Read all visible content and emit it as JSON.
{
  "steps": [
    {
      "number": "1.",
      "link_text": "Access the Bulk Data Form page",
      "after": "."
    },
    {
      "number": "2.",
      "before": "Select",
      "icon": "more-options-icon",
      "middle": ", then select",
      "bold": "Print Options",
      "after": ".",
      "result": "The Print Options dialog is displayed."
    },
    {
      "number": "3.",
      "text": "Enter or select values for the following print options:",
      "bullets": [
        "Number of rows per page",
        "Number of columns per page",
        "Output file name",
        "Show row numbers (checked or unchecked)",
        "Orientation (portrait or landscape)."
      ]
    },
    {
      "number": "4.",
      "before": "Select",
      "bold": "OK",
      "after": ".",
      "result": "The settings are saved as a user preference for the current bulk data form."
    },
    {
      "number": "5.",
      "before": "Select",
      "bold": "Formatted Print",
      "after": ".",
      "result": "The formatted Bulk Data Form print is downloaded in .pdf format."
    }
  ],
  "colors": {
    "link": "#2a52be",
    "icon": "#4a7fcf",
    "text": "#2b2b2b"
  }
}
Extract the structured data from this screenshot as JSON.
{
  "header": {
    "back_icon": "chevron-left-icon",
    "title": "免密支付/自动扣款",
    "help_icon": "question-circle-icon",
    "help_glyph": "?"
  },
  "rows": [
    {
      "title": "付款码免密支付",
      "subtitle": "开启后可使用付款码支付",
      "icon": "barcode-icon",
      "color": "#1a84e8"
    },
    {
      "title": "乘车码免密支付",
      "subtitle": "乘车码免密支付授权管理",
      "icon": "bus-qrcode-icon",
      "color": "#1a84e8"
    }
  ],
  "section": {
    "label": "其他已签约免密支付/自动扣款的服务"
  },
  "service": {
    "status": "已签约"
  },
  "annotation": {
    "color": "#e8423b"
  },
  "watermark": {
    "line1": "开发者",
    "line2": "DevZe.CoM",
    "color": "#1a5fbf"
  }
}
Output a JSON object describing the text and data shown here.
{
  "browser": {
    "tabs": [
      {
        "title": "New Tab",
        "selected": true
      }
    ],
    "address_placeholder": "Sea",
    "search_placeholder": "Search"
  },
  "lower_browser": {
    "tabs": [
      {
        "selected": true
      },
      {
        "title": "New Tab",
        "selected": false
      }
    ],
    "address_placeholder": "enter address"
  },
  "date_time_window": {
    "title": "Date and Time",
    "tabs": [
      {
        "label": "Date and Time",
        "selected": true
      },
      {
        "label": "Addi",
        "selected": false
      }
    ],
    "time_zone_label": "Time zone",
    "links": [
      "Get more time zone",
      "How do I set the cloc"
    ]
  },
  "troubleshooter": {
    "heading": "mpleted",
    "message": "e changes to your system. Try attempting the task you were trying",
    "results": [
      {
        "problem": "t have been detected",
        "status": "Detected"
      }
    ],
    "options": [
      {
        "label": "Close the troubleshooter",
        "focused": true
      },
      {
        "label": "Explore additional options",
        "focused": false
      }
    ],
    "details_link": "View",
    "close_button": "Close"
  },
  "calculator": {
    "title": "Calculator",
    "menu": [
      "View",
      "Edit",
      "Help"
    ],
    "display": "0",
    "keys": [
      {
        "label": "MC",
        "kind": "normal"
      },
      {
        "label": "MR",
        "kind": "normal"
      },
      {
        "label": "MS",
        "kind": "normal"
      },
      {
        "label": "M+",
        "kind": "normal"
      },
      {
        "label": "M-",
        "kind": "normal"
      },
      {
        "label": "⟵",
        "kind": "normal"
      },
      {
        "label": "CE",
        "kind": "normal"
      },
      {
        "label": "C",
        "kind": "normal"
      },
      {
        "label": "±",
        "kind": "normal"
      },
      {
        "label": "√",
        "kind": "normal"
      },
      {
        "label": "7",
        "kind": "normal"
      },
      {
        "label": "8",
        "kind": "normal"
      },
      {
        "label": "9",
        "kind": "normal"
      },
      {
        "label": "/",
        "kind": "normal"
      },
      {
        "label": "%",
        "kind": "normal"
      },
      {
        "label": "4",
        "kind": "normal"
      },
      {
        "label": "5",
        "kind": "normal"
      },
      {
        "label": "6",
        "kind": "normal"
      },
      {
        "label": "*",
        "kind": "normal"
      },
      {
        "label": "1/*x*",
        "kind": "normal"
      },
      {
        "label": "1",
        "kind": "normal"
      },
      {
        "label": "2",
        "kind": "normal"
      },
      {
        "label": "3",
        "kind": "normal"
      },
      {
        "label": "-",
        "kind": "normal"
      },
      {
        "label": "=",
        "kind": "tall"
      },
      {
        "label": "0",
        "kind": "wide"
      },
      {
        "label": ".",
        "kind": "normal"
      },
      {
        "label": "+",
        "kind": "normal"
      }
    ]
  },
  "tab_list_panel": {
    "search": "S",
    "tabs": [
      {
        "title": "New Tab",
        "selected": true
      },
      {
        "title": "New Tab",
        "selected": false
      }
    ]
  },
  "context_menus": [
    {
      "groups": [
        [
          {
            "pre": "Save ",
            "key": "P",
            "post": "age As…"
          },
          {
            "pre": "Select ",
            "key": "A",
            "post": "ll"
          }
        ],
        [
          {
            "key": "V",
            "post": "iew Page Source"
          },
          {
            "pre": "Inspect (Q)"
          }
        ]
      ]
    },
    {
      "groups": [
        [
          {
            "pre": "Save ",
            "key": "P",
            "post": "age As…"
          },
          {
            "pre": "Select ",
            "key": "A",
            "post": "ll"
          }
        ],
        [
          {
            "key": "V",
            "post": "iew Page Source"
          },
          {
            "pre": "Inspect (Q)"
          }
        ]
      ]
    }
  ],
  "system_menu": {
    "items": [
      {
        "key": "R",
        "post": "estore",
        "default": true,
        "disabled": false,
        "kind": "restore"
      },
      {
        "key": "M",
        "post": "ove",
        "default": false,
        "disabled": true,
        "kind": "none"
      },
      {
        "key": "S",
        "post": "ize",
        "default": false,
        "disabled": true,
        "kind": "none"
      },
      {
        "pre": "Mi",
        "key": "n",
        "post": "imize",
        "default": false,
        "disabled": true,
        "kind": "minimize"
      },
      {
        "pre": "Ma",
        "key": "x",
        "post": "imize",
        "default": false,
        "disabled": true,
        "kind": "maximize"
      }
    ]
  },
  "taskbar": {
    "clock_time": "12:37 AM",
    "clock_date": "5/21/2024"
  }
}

___

Would you copy out each line exactly as written?

**EXPECTED ANSWER:**
Read all visible content and emit it as JSON.
{
  "steps": [
    {
      "number": "1.",
      "link_text": "Access the Bulk Data Form page",
      "after": "."
    },
    {
      "number": "2.",
      "before": "Select",
      "icon": "more-options-icon",
      "middle": ", then select",
      "bold": "Print Options",
      "after": ".",
      "result": "The Print Options dialog is displayed."
    },
    {
      "number": "3.",
      "text": "Enter or select values for the following print options:",
      "bullets": [
        "Number of rows per page",
        "Number of columns per page",
        "Output file name",
        "Show row numbers (checked or unchecked)",
        "Orientation (portrait or landscape)."
      ]
    },
    {
      "number": "4.",
      "before": "Select",
      "bold": "OK",
      "after": ".",
      "result": "The settings are saved as a user preference for the current bulk data form."
    },
    {
      "number": "5.",
      "before": "Select",
      "bold": "Formatted Print",
      "after": ".",
      "result": "The formatted Bulk Data Form print is downloaded in .pdf format."
    }
  ],
  "colors": {
    "link": "#2a52be",
    "icon": "#4a7fcf",
    "text": "#2b2b2b"
  }
}
Extract the structured data from this screenshot as JSON.
{
  "header": {
    "back_icon": "chevron-left-icon",
    "title": "免密支付/自动扣款",
    "help_icon": "question-circle-icon",
    "help_glyph": "?"
  },
  "rows": [
    {
      "title": "付款码免密支付",
      "subtitle": "开启后可使用付款码支付",
      "icon": "barcode-icon",
      "color": "#1a84e8"
    },
    {
      "title": "乘车码免密支付",
      "subtitle": "乘车码免密支付授权管理",
      "icon": "bus-qrcode-icon",
      "color": "#1a84e8"
    }
  ],
  "section": {
    "label": "其他已签约免密支付/自动扣款的服务"
  },
  "service": {
    "status": "已签约"
  },
  "annotation": {
    "color": "#e8423b"
  },
  "watermark": {
    "line1": "开发者",
    "line2": "DevZe.CoM",
    "color": "#1a5fbf"
  }
}
Output a JSON object describing the text and data shown here.
{
  "browser": {
    "tabs": [
      {
        "title": "New Tab",
        "selected": true
      }
    ],
    "address_placeholder": "Sea",
    "search_placeholder": "Search"
  },
  "lower_browser": {
    "tabs": [
      {
        "selected": true
      },
      {
        "title": "New Tab",
        "selected": false
      }
    ],
    "address_placeholder": "enter address"
  },
  "date_time_window": {
    "title": "Date and Time",
    "tabs": [
      {
        "label": "Date and Time",
        "selected": true
      },
      {
        "label": "Addi",
        "selected": false
      }
    ],
    "time_zone_label": "Time zone",
    "links": [
      "Get more time zone",
      "How do I set the cloc"
    ]
  },
  "troubleshooter": {
    "heading": "mpleted",
    "message": "e changes to your system. Try attempting the task you were trying",
    "results": [
      {
        "problem": "t have been detected",
        "status": "Detected"
      }
    ],
    "options": [
      {
        "label": "Close the troubleshooter",
        "focused": true
      },
      {
        "label": "Explore additional options",
        "focused": false
      }
    ],
    "details_link": "View",
    "close_button": "Close"
  },
  "calculator": {
    "title": "Calculator",
    "menu": [
      "View",
      "Edit",
      "Help"
    ],
    "display": "0",
    "keys": [
      {
        "label": "MC",
        "kind": "normal"
      },
      {
        "label": "MR",
        "kind": "normal"
      },
      {
        "label": "MS",
        "kind": "normal"
      },
      {
        "label": "M+",
        "kind": "normal"
      },
      {
        "label": "M-",
        "kind": "normal"
      },
      {
        "label": "⟵",
        "kind": "normal"
      },
      {
        "label": "CE",
        "kind": "normal"
      },
      {
        "label": "C",
        "kind": "normal"
      },
      {
        "label": "±",
        "kind": "normal"
      },
      {
        "label": "√",
        "kind": "normal"
      },
      {
        "label": "7",
        "kind": "normal"
      },
      {
        "label": "8",
        "kind": "normal"
      },
      {
        "label": "9",
        "kind": "normal"
      },
      {
        "label": "/",
        "kind": "normal"
      },
      {
        "label": "%",
        "kind": "normal"
      },
      {
        "label": "4",
        "kind": "normal"
      },
      {
        "label": "5",
        "kind": "normal"
      },
      {
        "label": "6",
        "kind": "normal"
      },
      {
        "label": "*",
        "kind": "normal"
      },
      {
        "label": "1/*x*",
        "kind": "normal"
      },
      {
        "label": "1",
        "kind": "normal"
      },
      {
        "label": "2",
        "kind": "normal"
      },
      {
        "label": "3",
        "kind": "normal"
      },
      {
        "label": "-",
        "kind": "normal"
      },
      {
        "label": "=",
        "kind": "tall"
      },
      {
        "label": "0",
        "kind": "wide"
      },
      {
        "label": ".",
        "kind": "normal"
      },
      {
        "label": "+",
        "kind": "normal"
      }
    ]
  },
  "tab_list_panel": {
    "search": "S",
    "tabs": [
      {
        "title": "New Tab",
        "selected": true
      },
      {
        "title": "New Tab",
        "selected": false
      }
    ]
  },
  "context_menus": [
    {
      "groups": [
        [
          {
            "pre": "Save ",
            "key": "P",
            "post": "age As…"
          },
          {
            "pre": "Select ",
            "key": "A",
            "post": "ll"
          }
        ],
        [
          {
            "key": "V",
            "post": "iew Page Source"
          },
          {
            "pre": "Inspect (Q)"
          }
        ]
      ]
    },
    {
      "groups": [
        [
          {
            "pre": "Save ",
            "key": "P",
            "post": "age As…"
          },
          {
            "pre": "Select ",
            "key": "A",
            "post": "ll"
          }
        ],
        [
          {
            "key": "V",
            "post": "iew Page Source"
          },
          {
            "pre": "Inspect (Q)"
          }
        ]
      ]
    }
  ],
  "system_menu": {
    "items": [
      {
        "key": "R",
        "post": "estore",
        "default": true,
        "disabled": false,
        "kind": "restore"
      },
      {
        "key": "M",
        "post": "ove",
        "default": false,
        "disabled": true,
        "kind": "none"
      },
      {
        "key": "S",
        "post": "ize",
        "default": false,
        "disabled": true,
        "kind": "none"
      },
      {
        "pre": "Mi",
        "key": "n",
        "post": "imize",
        "default": false,
        "disabled": true,
        "kind": "minimize"
      },
      {
        "pre": "Ma",
        "key": "x",
        "post": "imize",
        "default": false,
        "disabled": true,
        "kind": "maximize"
      }
    ]
  },
  "taskbar": {
    "clock_time": "12:37 AM",
    "clock_date": "5/21/2024"
  }
}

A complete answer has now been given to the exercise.